### PROVIDED INFORMATION ###
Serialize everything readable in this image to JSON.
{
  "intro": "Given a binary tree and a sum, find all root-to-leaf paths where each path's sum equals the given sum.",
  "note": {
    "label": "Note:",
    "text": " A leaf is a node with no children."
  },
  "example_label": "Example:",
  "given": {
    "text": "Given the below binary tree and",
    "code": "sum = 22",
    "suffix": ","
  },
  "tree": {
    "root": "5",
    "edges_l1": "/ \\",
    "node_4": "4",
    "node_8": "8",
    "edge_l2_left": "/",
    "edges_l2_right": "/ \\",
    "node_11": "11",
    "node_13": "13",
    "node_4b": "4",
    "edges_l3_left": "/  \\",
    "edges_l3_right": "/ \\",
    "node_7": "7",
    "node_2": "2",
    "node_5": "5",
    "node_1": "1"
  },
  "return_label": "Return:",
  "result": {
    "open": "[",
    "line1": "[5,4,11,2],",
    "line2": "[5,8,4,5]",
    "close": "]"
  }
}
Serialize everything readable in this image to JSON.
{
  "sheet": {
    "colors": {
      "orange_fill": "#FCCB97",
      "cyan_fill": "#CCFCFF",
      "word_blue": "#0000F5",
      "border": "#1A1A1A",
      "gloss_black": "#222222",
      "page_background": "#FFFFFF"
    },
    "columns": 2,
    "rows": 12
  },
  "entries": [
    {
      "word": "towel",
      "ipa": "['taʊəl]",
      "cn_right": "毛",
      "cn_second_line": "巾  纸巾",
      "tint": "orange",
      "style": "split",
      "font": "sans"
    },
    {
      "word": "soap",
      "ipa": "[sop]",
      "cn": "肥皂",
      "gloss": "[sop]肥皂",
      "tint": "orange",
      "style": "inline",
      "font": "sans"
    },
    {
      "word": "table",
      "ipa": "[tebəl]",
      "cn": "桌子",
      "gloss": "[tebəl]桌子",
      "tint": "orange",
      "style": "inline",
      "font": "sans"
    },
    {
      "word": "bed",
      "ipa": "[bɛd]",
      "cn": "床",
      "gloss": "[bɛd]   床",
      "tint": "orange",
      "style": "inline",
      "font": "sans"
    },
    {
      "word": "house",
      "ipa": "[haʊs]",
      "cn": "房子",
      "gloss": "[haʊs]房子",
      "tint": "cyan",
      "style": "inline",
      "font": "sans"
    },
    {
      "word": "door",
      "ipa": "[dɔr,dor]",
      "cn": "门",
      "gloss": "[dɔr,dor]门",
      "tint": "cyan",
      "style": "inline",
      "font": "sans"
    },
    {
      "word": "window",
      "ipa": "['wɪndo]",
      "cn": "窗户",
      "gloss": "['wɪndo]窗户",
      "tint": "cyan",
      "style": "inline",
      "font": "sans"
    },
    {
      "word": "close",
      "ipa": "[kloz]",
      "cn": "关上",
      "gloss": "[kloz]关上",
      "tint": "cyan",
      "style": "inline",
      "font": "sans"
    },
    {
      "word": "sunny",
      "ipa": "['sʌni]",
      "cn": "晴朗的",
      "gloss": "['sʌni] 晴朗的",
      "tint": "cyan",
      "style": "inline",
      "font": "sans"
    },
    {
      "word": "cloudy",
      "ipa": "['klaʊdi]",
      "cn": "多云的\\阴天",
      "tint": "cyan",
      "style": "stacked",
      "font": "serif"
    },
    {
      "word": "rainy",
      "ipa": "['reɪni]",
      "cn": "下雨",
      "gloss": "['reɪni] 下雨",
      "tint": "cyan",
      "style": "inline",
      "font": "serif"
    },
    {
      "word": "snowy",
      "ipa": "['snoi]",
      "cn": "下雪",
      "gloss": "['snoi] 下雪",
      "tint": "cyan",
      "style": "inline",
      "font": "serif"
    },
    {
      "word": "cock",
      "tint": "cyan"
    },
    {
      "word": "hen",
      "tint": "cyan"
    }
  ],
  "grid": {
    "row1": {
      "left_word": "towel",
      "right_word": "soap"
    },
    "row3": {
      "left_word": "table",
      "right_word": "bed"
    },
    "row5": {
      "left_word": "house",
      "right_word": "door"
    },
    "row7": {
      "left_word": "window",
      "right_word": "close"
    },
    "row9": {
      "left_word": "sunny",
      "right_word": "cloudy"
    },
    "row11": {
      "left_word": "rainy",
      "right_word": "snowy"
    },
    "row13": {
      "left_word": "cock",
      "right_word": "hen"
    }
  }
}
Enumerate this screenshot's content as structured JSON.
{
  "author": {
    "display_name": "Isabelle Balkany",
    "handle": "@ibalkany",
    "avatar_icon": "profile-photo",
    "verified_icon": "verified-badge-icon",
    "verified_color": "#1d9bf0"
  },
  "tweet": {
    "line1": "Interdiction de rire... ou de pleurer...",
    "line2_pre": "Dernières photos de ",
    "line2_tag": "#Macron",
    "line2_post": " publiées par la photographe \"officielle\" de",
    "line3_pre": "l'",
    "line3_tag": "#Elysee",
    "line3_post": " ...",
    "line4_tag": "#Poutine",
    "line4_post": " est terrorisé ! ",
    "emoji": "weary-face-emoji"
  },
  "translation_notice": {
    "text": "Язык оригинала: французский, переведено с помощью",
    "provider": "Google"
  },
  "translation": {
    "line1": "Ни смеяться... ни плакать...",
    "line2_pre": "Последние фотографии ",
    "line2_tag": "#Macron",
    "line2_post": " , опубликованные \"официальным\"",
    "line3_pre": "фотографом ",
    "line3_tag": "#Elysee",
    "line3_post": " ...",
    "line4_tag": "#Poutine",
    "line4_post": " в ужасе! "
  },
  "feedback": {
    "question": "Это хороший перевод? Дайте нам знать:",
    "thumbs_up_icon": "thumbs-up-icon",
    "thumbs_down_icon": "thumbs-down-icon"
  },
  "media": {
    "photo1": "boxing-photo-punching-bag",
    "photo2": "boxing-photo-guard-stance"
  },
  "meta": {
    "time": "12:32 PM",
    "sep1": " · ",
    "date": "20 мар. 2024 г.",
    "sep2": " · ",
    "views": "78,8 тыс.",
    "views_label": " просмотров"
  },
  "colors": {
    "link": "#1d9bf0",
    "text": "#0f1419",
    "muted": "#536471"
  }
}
###
:: GIVEN EXERCISE ::
Write out the data exactly as it stands.

:: RIGHT ANSWER ::
Serialize everything readable in this image to JSON.
{
  "intro": "Given a binary tree and a sum, find all root-to-leaf paths where each path's sum equals the given sum.",
  "note": {
    "label": "Note:",
    "text": " A leaf is a node with no children."
  },
  "example_label": "Example:",
  "given": {
    "text": "Given the below binary tree and",
    "code": "sum = 22",
    "suffix": ","
  },
  "tree": {
    "root": "5",
    "edges_l1": "/ \\",
    "node_4": "4",
    "node_8": "8",
    "edge_l2_left": "/",
    "edges_l2_right": "/ \\",
    "node_11": "11",
    "node_13": "13",
    "node_4b": "4",
    "edges_l3_left": "/  \\",
    "edges_l3_right": "/ \\",
    "node_7": "7",
    "node_2": "2",
    "node_5": "5",
    "node_1": "1"
  },
  "return_label": "Return:",
  "result": {
    "open": "[",
    "line1": "[5,4,11,2],",
    "line2": "[5,8,4,5]",
    "close": "]"
  }
}
Serialize everything readable in this image to JSON.
{
  "sheet": {
    "colors": {
      "orange_fill": "#FCCB97",
      "cyan_fill": "#CCFCFF",
      "word_blue": "#0000F5",
      "border": "#1A1A1A",
      "gloss_black": "#222222",
      "page_background": "#FFFFFF"
    },
    "columns": 2,
    "rows": 12
  },
  "entries": [
    {
      "word": "towel",
      "ipa": "['taʊəl]",
      "cn_right": "毛",
      "cn_second_line": "巾  纸巾",
      "tint": "orange",
      "style": "split",
      "font": "sans"
    },
    {
      "word": "soap",
      "ipa": "[sop]",
      "cn": "肥皂",
      "gloss": "[sop]肥皂",
      "tint": "orange",
      "style": "inline",
      "font": "sans"
    },
    {
      "word": "table",
      "ipa": "[tebəl]",
      "cn": "桌子",
      "gloss": "[tebəl]桌子",
      "tint": "orange",
      "style": "inline",
      "font": "sans"
    },
    {
      "word": "bed",
      "ipa": "[bɛd]",
      "cn": "床",
      "gloss": "[bɛd]   床",
      "tint": "orange",
      "style": "inline",
      "font": "sans"
    },
    {
      "word": "house",
      "ipa": "[haʊs]",
      "cn": "房子",
      "gloss": "[haʊs]房子",
      "tint": "cyan",
      "style": "inline",
      "font": "sans"
    },
    {
      "word": "door",
      "ipa": "[dɔr,dor]",
      "cn": "门",
      "gloss": "[dɔr,dor]门",
      "tint": "cyan",
      "style": "inline",
      "font": "sans"
    },
    {
      "word": "window",
      "ipa": "['wɪndo]",
      "cn": "窗户",
      "gloss": "['wɪndo]窗户",
      "tint": "cyan",
      "style": "inline",
      "font": "sans"
    },
    {
      "word": "close",
      "ipa": "[kloz]",
      "cn": "关上",
      "gloss": "[kloz]关上",
      "tint": "cyan",
      "style": "inline",
      "font": "sans"
    },
    {
      "word": "sunny",
      "ipa": "['sʌni]",
      "cn": "晴朗的",
      "gloss": "['sʌni] 晴朗的",
      "tint": "cyan",
      "style": "inline",
      "font": "sans"
    },
    {
      "word": "cloudy",
      "ipa": "['klaʊdi]",
      "cn": "多云的\\阴天",
      "tint": "cyan",
      "style": "stacked",
      "font": "serif"
    },
    {
      "word": "rainy",
      "ipa": "['reɪni]",
      "cn": "下雨",
      "gloss": "['reɪni] 下雨",
      "tint": "cyan",
      "style": "inline",
      "font": "serif"
    },
    {
      "word": "snowy",
      "ipa": "['snoi]",
      "cn": "下雪",
      "gloss": "['snoi] 下雪",
      "tint": "cyan",
      "style": "inline",
      "font": "serif"
    },
    {
      "word": "cock",
      "tint": "cyan"
    },
    {
      "word": "hen",
      "tint": "cyan"
    }
  ],
  "grid": {
    "row1": {
      "left_word": "towel",
      "right_word": "soap"
    },
    "row3": {
      "left_word": "table",
      "right_word": "bed"
    },
    "row5": {
      "left_word": "house",
      "right_word": "door"
    },
    "row7": {
      "left_word": "window",
      "right_word": "close"
    },
    "row9": {
      "left_word": "sunny",
      "right_word": "cloudy"
    },
    "row11": {
      "left_word": "rainy",
      "right_word": "snowy"
    },
    "row13": {
      "left_word": "cock",
      "right_word": "hen"
    }
  }
}
Enumerate this screenshot's content as structured JSON.
{
  "author": {
    "display_name": "Isabelle Balkany",
    "handle": "@ibalkany",
    "avatar_icon": "profile-photo",
    "verified_icon": "verified-badge-icon",
    "verified_color": "#1d9bf0"
  },
  "tweet": {
    "line1": "Interdiction de rire... ou de pleurer...",
    "line2_pre": "Dernières photos de ",
    "line2_tag": "#Macron",
    "line2_post": " publiées par la photographe \"officielle\" de",
    "line3_pre": "l'",
    "line3_tag": "#Elysee",
    "line3_post": " ...",
    "line4_tag": "#Poutine",
    "line4_post": " est terrorisé ! ",
    "emoji": "weary-face-emoji"
  },
  "translation_notice": {
    "text": "Язык оригинала: французский, переведено с помощью",
    "provider": "Google"
  },
  "translation": {
    "line1": "Ни смеяться... ни плакать...",
    "line2_pre": "Последние фотографии ",
    "line2_tag": "#Macron",
    "line2_post": " , опубликованные \"официальным\"",
    "line3_pre": "фотографом ",
    "line3_tag": "#Elysee",
    "line3_post": " ...",
    "line4_tag": "#Poutine",
    "line4_post": " в ужасе! "
  },
  "feedback": {
    "question": "Это хороший перевод? Дайте нам знать:",
    "thumbs_up_icon": "thumbs-up-icon",
    "thumbs_down_icon": "thumbs-down-icon"
  },
  "media": {
    "photo1": "boxing-photo-punching-bag",
    "photo2": "boxing-photo-guard-stance"
  },
  "meta": {
    "time": "12:32 PM",
    "sep1": " · ",
    "date": "20 мар. 2024 г.",
    "sep2": " · ",
    "views": "78,8 тыс.",
    "views_label": " просмотров"
  },
  "colors": {
    "link": "#1d9bf0",
    "text": "#0f1419",
    "muted": "#536471"
  }
}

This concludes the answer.